## THE INPUT
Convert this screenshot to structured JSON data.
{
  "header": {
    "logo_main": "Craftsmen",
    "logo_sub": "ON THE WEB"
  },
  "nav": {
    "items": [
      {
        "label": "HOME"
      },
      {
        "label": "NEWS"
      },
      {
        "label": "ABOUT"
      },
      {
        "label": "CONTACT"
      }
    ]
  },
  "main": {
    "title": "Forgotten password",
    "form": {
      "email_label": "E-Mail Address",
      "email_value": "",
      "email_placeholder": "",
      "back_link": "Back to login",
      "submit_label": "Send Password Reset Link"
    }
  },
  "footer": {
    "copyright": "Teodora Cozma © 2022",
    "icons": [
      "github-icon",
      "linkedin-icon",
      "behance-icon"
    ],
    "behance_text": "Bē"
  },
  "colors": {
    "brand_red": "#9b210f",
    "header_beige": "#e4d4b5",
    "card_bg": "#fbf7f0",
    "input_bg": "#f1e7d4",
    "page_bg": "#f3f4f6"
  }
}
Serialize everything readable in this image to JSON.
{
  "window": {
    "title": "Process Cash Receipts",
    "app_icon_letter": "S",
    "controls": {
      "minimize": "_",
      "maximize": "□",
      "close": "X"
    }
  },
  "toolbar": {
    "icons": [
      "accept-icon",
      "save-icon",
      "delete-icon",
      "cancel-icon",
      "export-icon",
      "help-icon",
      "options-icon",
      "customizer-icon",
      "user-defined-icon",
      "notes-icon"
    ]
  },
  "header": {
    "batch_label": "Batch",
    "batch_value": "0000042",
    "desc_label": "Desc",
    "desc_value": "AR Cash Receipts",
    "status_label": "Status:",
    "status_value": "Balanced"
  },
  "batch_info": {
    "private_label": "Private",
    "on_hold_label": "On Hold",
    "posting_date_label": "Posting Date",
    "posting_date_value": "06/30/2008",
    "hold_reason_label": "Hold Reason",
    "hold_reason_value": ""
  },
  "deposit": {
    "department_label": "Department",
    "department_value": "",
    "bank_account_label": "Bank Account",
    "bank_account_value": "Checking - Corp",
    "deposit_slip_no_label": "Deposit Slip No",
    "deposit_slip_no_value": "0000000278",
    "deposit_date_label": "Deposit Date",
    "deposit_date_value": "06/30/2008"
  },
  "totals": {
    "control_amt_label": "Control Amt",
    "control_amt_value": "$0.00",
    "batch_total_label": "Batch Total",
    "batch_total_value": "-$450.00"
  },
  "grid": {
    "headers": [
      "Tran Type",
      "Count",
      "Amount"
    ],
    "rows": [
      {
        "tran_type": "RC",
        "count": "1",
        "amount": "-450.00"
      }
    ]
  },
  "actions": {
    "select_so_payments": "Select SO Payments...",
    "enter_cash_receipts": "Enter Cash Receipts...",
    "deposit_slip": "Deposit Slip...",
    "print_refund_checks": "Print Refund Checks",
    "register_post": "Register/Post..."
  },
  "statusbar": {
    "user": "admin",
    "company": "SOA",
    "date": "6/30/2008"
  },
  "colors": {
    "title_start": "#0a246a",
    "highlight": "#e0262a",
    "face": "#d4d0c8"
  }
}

## EXERCISE AIM
Give the entries once more, exactly as they appear.

## WRITTEN ANSWER
Convert this screenshot to structured JSON data.
{
  "header": {
    "logo_main": "Craftsmen",
    "logo_sub": "ON THE WEB"
  },
  "nav": {
    "items": [
      {
        "label": "HOME"
      },
      {
        "label": "NEWS"
      },
      {
        "label": "ABOUT"
      },
      {
        "label": "CONTACT"
      }
    ]
  },
  "main": {
    "title": "Forgotten password",
    "form": {
      "email_label": "E-Mail Address",
      "email_value": "",
      "email_placeholder": "",
      "back_link": "Back to login",
      "submit_label": "Send Password Reset Link"
    }
  },
  "footer": {
    "copyright": "Teodora Cozma © 2022",
    "icons": [
      "github-icon",
      "linkedin-icon",
      "behance-icon"
    ],
    "behance_text": "Bē"
  },
  "colors": {
    "brand_red": "#9b210f",
    "header_beige": "#e4d4b5",
    "card_bg": "#fbf7f0",
    "input_bg": "#f1e7d4",
    "page_bg": "#f3f4f6"
  }
}
Serialize everything readable in this image to JSON.
{
  "window": {
    "title": "Process Cash Receipts",
    "app_icon_letter": "S",
    "controls": {
      "minimize": "_",
      "maximize": "□",
      "close": "X"
    }
  },
  "toolbar": {
    "icons": [
      "accept-icon",
      "save-icon",
      "delete-icon",
      "cancel-icon",
      "export-icon",
      "help-icon",
      "options-icon",
      "customizer-icon",
      "user-defined-icon",
      "notes-icon"
    ]
  },
  "header": {
    "batch_label": "Batch",
    "batch_value": "0000042",
    "desc_label": "Desc",
    "desc_value": "AR Cash Receipts",
    "status_label": "Status:",
    "status_value": "Balanced"
  },
  "batch_info": {
    "private_label": "Private",
    "on_hold_label": "On Hold",
    "posting_date_label": "Posting Date",
    "posting_date_value": "06/30/2008",
    "hold_reason_label": "Hold Reason",
    "hold_reason_value": ""
  },
  "deposit": {
    "department_label": "Department",
    "department_value": "",
    "bank_account_label": "Bank Account",
    "bank_account_value": "Checking - Corp",
    "deposit_slip_no_label": "Deposit Slip No",
    "deposit_slip_no_value": "0000000278",
    "deposit_date_label": "Deposit Date",
    "deposit_date_value": "06/30/2008"
  },
  "totals": {
    "control_amt_label": "Control Amt",
    "control_amt_value": "$0.00",
    "batch_total_label": "Batch Total",
    "batch_total_value": "-$450.00"
  },
  "grid": {
    "headers": [
      "Tran Type",
      "Count",
      "Amount"
    ],
    "rows": [
      {
        "tran_type": "RC",
        "count": "1",
        "amount": "-450.00"
      }
    ]
  },
  "actions": {
    "select_so_payments": "Select SO Payments...",
    "enter_cash_receipts": "Enter Cash Receipts...",
    "deposit_slip": "Deposit Slip...",
    "print_refund_checks": "Print Refund Checks",
    "register_post": "Register/Post..."
  },
  "statusbar": {
    "user": "admin",
    "company": "SOA",
    "date": "6/30/2008"
  },
  "colors": {
    "title_start": "#0a246a",
    "highlight": "#e0262a",
    "face": "#d4d0c8"
  }
}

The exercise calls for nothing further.